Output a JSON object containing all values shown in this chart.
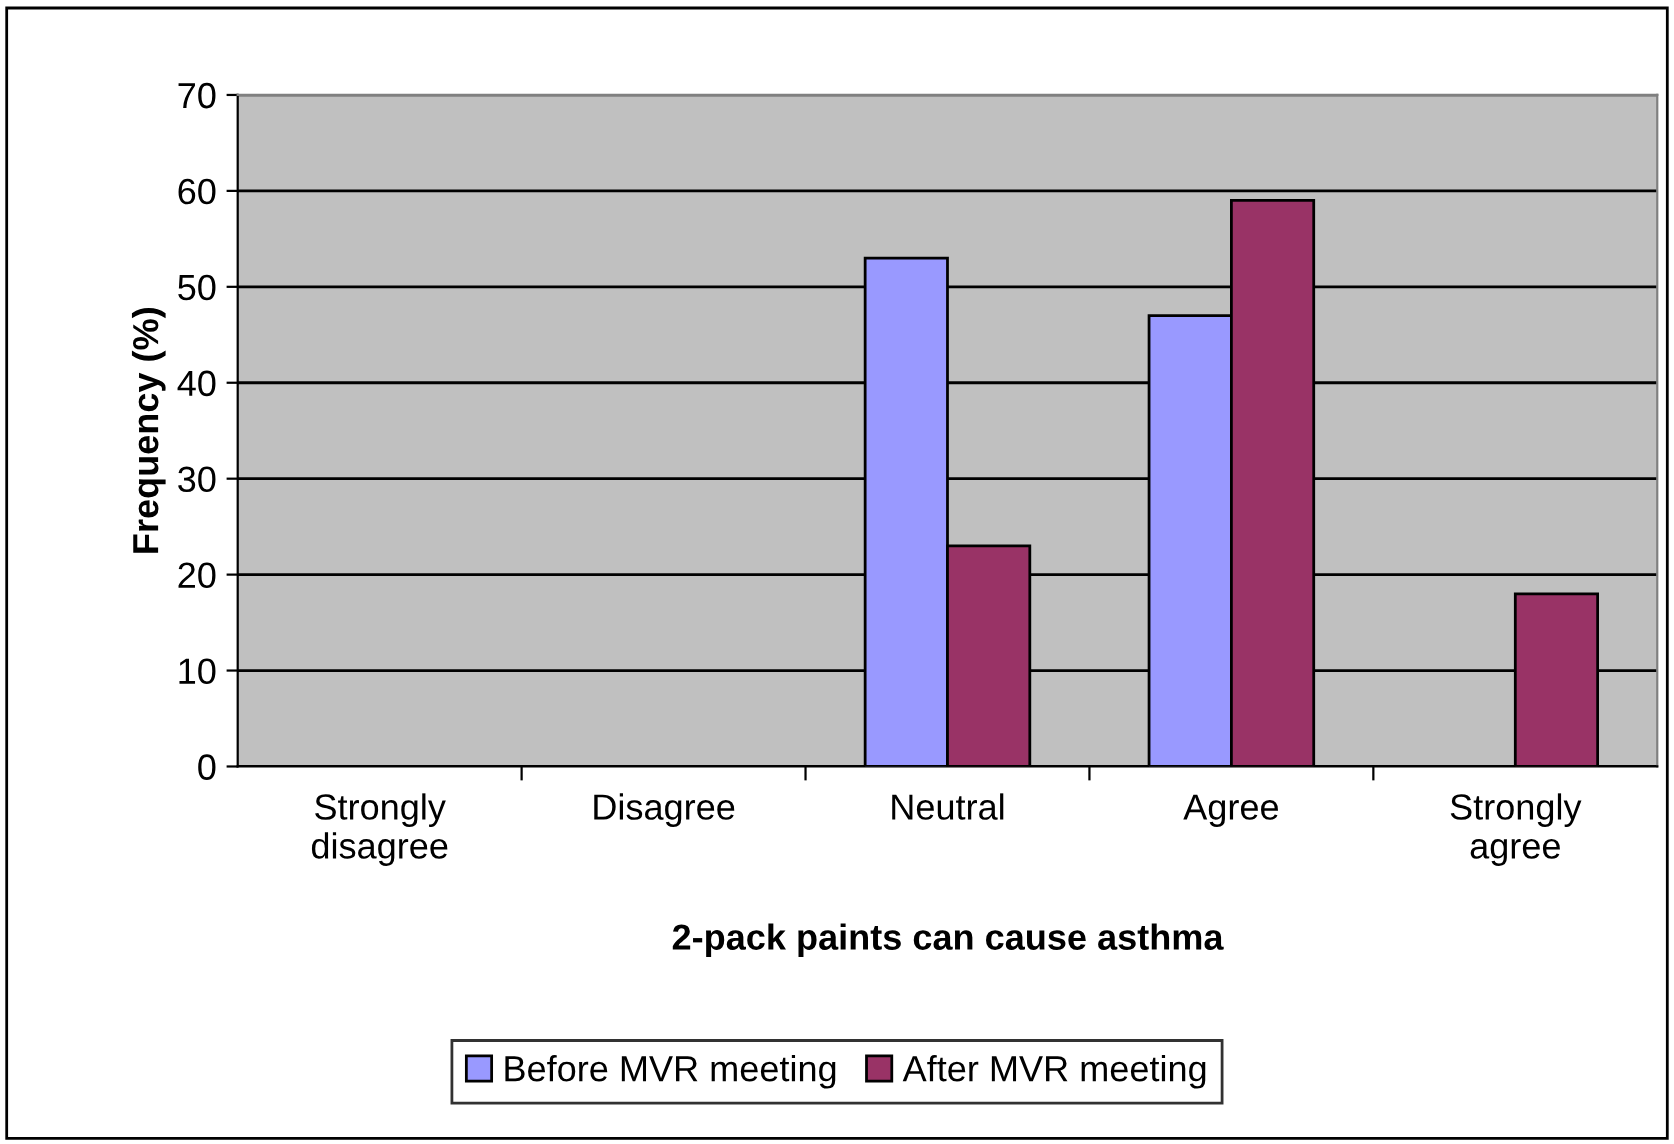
{
  "chart_data": {
    "type": "bar",
    "xlabel": "2-pack paints can cause asthma",
    "ylabel": "Frequency (%)",
    "categories": [
      "Strongly\ndisagree",
      "Disagree",
      "Neutral",
      "Agree",
      "Strongly\nagree"
    ],
    "series": [
      {
        "name": "Before MVR meeting",
        "color": "#9999ff",
        "values": [
          null,
          null,
          53,
          47,
          null
        ]
      },
      {
        "name": "After MVR meeting",
        "color": "#993366",
        "values": [
          null,
          null,
          23,
          59,
          18
        ]
      }
    ],
    "ylim": [
      0,
      70
    ],
    "yticks": [
      0,
      10,
      20,
      30,
      40,
      50,
      60,
      70
    ],
    "grid": "y",
    "legend": "bottom"
  }
}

*Exercise instructions*. Leave out the pictures and output every record above precisely as given.

*Response to this exercise*.
Output a JSON object containing all values shown in this chart.
{
  "chart_data": {
    "type": "bar",
    "xlabel": "2-pack paints can cause asthma",
    "ylabel": "Frequency (%)",
    "categories": [
      "Strongly\ndisagree",
      "Disagree",
      "Neutral",
      "Agree",
      "Strongly\nagree"
    ],
    "series": [
      {
        "name": "Before MVR meeting",
        "color": "#9999ff",
        "values": [
          null,
          null,
          53,
          47,
          null
        ]
      },
      {
        "name": "After MVR meeting",
        "color": "#993366",
        "values": [
          null,
          null,
          23,
          59,
          18
        ]
      }
    ],
    "ylim": [
      0,
      70
    ],
    "yticks": [
      0,
      10,
      20,
      30,
      40,
      50,
      60,
      70
    ],
    "grid": "y",
    "legend": "bottom"
  }
}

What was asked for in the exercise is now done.